(Recorded data)
----------

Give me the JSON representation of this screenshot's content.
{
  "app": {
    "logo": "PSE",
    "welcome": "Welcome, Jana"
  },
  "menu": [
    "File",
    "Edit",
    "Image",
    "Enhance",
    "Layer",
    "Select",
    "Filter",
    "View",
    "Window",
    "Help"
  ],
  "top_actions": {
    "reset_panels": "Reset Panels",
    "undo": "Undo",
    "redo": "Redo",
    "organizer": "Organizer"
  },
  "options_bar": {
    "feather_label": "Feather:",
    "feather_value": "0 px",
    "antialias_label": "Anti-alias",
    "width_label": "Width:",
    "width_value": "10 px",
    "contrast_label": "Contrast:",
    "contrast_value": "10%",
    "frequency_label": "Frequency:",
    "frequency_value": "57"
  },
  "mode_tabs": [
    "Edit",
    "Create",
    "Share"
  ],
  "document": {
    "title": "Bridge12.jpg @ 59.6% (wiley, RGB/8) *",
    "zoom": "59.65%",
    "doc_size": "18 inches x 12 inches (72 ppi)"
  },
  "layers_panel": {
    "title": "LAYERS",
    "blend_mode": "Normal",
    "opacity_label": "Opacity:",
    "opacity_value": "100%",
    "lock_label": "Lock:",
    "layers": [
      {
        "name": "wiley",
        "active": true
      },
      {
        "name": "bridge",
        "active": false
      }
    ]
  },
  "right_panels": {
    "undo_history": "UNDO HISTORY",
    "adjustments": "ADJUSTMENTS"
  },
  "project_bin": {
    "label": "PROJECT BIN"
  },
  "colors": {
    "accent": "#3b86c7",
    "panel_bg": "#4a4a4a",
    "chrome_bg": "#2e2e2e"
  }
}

----------

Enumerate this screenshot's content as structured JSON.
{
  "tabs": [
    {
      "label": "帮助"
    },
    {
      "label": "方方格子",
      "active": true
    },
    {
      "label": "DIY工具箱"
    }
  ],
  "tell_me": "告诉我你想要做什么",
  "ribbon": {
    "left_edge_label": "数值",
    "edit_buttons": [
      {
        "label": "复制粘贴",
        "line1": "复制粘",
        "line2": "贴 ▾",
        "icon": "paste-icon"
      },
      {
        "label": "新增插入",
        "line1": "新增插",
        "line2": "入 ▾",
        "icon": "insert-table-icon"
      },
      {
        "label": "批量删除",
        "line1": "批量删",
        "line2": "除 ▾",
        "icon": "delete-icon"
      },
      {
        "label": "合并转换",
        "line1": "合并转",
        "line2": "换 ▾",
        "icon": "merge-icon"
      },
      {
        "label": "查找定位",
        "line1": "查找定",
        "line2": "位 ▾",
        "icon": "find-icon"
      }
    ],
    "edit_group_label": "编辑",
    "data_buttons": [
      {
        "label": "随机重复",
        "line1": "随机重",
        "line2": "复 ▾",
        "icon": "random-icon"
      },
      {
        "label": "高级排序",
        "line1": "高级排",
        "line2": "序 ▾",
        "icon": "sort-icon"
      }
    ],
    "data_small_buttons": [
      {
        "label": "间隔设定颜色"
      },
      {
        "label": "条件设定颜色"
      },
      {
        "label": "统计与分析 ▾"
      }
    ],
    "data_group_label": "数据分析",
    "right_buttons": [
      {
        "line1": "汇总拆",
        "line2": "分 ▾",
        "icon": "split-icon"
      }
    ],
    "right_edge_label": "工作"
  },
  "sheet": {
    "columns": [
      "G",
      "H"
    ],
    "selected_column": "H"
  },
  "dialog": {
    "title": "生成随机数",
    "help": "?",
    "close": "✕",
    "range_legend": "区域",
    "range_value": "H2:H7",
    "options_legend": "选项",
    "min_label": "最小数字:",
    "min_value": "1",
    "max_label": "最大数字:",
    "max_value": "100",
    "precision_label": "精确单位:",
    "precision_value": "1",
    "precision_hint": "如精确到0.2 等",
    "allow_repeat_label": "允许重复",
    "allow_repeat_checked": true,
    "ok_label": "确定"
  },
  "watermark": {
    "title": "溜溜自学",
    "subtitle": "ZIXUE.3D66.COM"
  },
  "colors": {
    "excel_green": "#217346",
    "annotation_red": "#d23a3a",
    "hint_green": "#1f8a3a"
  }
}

----------

Which lines hold the string "icon"? List them all.

        "icon": "paste-icon"
        "icon": "insert-table-icon"
        "icon": "delete-icon"
        "icon": "merge-icon"
        "icon": "find-icon"
        "icon": "random-icon"
        "icon": "sort-icon"
        "icon": "split-icon"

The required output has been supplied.